╭──

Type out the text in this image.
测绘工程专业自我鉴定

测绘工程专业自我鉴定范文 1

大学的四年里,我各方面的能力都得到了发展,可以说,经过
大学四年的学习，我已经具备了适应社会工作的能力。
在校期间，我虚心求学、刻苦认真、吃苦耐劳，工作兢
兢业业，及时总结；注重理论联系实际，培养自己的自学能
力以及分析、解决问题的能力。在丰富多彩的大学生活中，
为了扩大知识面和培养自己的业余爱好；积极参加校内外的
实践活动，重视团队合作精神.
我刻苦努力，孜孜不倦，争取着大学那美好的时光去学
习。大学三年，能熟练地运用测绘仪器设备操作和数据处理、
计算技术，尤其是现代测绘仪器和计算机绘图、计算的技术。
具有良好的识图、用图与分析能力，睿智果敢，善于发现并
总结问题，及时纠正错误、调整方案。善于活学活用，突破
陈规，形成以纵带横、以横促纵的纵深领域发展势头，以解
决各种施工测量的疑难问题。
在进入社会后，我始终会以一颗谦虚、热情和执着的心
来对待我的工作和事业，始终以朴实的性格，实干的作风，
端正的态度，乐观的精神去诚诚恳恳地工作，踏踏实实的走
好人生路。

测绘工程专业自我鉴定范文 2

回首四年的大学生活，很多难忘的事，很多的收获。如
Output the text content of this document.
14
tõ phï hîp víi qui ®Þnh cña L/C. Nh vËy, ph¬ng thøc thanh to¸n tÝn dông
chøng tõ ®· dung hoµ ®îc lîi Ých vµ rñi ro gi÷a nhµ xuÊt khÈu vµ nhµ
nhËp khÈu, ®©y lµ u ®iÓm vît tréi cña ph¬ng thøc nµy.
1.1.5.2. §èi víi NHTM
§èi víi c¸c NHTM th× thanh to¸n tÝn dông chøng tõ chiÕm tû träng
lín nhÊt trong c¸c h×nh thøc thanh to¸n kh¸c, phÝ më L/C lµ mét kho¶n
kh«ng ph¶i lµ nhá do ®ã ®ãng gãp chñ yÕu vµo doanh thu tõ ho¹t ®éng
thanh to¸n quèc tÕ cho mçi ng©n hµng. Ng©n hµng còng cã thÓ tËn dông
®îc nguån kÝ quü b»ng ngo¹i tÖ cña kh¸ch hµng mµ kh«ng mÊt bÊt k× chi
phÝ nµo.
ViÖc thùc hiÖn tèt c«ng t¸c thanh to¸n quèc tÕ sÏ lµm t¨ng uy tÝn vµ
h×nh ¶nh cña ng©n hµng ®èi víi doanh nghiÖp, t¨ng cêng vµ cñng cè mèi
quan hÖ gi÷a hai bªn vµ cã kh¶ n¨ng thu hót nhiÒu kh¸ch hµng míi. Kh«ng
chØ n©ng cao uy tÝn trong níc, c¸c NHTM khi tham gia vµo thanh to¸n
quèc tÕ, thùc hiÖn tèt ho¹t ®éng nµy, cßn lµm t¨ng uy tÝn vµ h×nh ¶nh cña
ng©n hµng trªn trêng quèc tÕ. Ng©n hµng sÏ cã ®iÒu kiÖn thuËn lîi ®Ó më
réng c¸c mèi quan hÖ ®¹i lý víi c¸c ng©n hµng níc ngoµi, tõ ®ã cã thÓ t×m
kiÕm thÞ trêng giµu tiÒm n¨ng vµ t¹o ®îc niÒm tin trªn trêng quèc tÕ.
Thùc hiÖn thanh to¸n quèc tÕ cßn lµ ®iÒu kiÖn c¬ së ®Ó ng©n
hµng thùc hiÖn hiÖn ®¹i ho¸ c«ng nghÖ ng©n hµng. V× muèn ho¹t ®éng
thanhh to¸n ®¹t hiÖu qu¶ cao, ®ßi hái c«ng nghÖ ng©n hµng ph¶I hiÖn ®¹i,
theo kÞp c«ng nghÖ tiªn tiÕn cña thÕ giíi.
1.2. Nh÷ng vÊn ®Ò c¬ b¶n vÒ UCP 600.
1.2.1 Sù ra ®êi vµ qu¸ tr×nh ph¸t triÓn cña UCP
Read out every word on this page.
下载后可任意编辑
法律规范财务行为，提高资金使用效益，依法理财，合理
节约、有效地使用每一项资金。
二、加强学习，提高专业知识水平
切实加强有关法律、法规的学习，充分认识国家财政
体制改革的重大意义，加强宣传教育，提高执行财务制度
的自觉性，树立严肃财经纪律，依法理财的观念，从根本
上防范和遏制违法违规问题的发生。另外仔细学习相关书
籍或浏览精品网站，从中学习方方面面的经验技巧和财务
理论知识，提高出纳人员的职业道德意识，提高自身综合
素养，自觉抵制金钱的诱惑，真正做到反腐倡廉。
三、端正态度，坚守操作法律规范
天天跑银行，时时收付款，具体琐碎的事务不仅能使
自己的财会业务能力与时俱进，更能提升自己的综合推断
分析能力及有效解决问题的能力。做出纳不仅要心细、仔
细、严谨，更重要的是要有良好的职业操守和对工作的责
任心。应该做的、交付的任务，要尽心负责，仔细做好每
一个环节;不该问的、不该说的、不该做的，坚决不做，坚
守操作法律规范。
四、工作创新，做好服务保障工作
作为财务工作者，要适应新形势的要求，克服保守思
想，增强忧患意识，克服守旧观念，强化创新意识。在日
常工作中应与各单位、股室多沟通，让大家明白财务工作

╰──

Written task: Scan the records above for the string "quan", then select every line that holds it.

Response to the task:
quan hÖ gi÷a hai bªn vµ cã kh¶ n¨ng thu hót nhiÒu kh¸ch hµng míi. Kh«ng
réng c¸c mèi quan hÖ ®¹i lý víi c¸c ng©n hµng níc ngoµi, tõ ®ã cã thÓ t×m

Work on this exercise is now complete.